Assigned task -> Print the listing below exactly. Leave nothing out.

Supplied material ->
------

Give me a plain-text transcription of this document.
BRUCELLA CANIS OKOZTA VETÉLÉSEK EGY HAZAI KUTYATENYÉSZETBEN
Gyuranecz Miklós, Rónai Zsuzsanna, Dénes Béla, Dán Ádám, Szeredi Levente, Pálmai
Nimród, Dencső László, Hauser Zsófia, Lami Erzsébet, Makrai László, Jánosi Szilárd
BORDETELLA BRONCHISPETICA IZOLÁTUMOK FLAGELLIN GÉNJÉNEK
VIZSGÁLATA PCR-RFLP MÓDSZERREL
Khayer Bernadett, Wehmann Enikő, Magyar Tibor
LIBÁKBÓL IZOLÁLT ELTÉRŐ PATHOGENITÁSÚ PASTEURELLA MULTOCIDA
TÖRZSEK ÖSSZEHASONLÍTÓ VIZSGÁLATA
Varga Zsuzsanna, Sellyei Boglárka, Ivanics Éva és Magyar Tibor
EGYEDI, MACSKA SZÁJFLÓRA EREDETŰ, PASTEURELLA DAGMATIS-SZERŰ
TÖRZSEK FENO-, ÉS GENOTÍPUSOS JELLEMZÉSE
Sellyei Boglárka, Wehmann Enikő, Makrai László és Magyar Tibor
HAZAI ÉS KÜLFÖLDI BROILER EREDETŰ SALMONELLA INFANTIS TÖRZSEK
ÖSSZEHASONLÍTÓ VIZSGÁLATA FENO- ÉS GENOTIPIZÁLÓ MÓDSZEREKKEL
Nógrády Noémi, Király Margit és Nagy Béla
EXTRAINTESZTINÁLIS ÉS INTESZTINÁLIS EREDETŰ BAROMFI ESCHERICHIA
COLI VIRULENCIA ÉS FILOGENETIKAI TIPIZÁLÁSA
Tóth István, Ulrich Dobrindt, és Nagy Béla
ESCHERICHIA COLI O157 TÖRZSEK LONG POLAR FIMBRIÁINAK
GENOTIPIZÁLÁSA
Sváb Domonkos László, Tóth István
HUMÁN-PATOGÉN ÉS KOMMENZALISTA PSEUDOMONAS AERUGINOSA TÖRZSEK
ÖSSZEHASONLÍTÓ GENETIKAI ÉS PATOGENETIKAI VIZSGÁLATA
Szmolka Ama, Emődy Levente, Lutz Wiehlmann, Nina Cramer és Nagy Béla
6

------

Written solution ->
Give me a plain-text transcription of this document.
BRUCELLA CANIS OKOZTA VETÉLÉSEK EGY HAZAI KUTYATENYÉSZETBEN
Gyuranecz Miklós, Rónai Zsuzsanna, Dénes Béla, Dán Ádám, Szeredi Levente, Pálmai
Nimród, Dencső László, Hauser Zsófia, Lami Erzsébet, Makrai László, Jánosi Szilárd
BORDETELLA BRONCHISPETICA IZOLÁTUMOK FLAGELLIN GÉNJÉNEK
VIZSGÁLATA PCR-RFLP MÓDSZERREL
Khayer Bernadett, Wehmann Enikő, Magyar Tibor
LIBÁKBÓL IZOLÁLT ELTÉRŐ PATHOGENITÁSÚ PASTEURELLA MULTOCIDA
TÖRZSEK ÖSSZEHASONLÍTÓ VIZSGÁLATA
Varga Zsuzsanna, Sellyei Boglárka, Ivanics Éva és Magyar Tibor
EGYEDI, MACSKA SZÁJFLÓRA EREDETŰ, PASTEURELLA DAGMATIS-SZERŰ
TÖRZSEK FENO-, ÉS GENOTÍPUSOS JELLEMZÉSE
Sellyei Boglárka, Wehmann Enikő, Makrai László és Magyar Tibor
HAZAI ÉS KÜLFÖLDI BROILER EREDETŰ SALMONELLA INFANTIS TÖRZSEK
ÖSSZEHASONLÍTÓ VIZSGÁLATA FENO- ÉS GENOTIPIZÁLÓ MÓDSZEREKKEL
Nógrády Noémi, Király Margit és Nagy Béla
EXTRAINTESZTINÁLIS ÉS INTESZTINÁLIS EREDETŰ BAROMFI ESCHERICHIA
COLI VIRULENCIA ÉS FILOGENETIKAI TIPIZÁLÁSA
Tóth István, Ulrich Dobrindt, és Nagy Béla
ESCHERICHIA COLI O157 TÖRZSEK LONG POLAR FIMBRIÁINAK
GENOTIPIZÁLÁSA
Sváb Domonkos László, Tóth István
HUMÁN-PATOGÉN ÉS KOMMENZALISTA PSEUDOMONAS AERUGINOSA TÖRZSEK
ÖSSZEHASONLÍTÓ GENETIKAI ÉS PATOGENETIKAI VIZSGÁLATA
Szmolka Ama, Emődy Levente, Lutz Wiehlmann, Nina Cramer és Nagy Béla
6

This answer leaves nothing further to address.